Una discusión más fructífera tendría que abandonar el territorio de
jueza de un tribunal moral que adopta la autora del artículo. Tendría que
preguntarse por la naturaleza de los procesos transformadores, por su historia
nacional y mundial. Tendría que pensar en los liderazgos de esos procesos, sus
alianzas, sus contradicciones, sus glorias, sus miserias y sus tragedias. Desde
Maquiavelo (¡hace quinientos años!) podríamos saber que el líder transformador
no es un reformador moral, no es un agitador de verdades sagradas ni un cultor
de los buenos modales. Que su moral tiene eje en el bien de la patria.

[DATOS MOSTRADOS]
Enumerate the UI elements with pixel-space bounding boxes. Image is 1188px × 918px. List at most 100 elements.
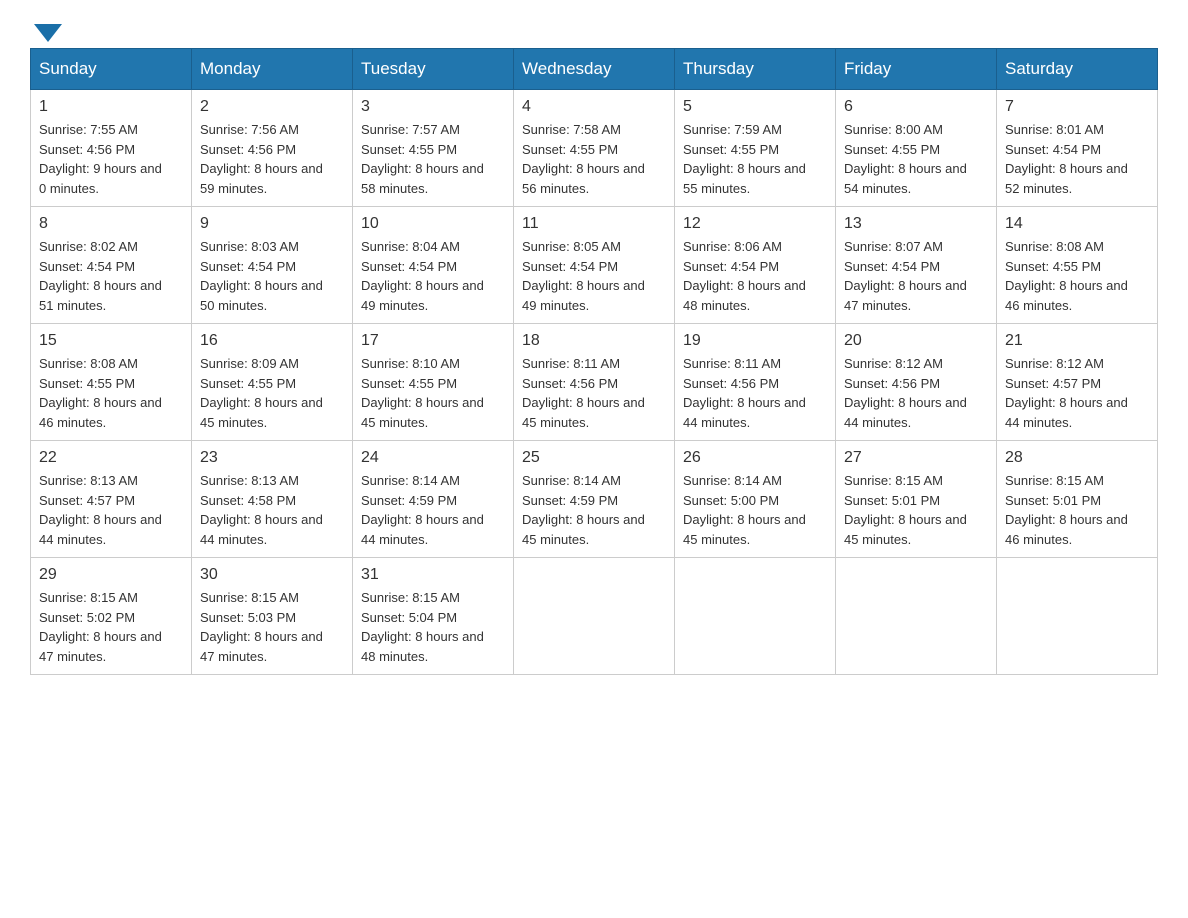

[TAREAS]
1. Resume en dos oraciones el fragmento sobre el liderazgo transformador.
2. Retoma el fragmento sobre el liderazgo transformador y prosíguelo a partir de su última oración.

[RESPUESTAS POR TAREA]
1. Una discusión más fructífera debería abandonar el papel de jueza de un tribunal moral que adopta la autora del artículo y examinar la naturaleza de los procesos transformadores, su historia nacional y mundial, y sus liderazgos, alianzas, contradicciones, glorias, miserias y tragedias. Desde Maquiavelo podría saberse que el líder transformador no es un reformador moral, ni un agitador de verdades sagradas ni un cultor de los buenos modales, sino alguien cuya moral tiene eje en el bien de la patria.

2.
Podríamos saber que la política es la disputa del poder y ésta no ha sido nunca
en la historia materia de monjes ni de almas bellas. Hace falta mirar a nuestro
alrededor para saber cuán corruptos, mentirosos y clientelistas son, para las
clases dominantes de sus respectivos países, personas como Chávez, Correa, Evo
Morales e incluso Lula y Dilma en el tan envidiado Brasil. Hace falta recordar
el juicio de los contras sobre Perón y Eva Perón. Y también el juicio ético que
tenía la oligarquía argentina sobre Yrigoyen y el radicalismo transformador. O,
más cerca, la manera en que fue usada la cuestión de la corrupción en el
desgaste del gobierno de Raúl Alfonsín.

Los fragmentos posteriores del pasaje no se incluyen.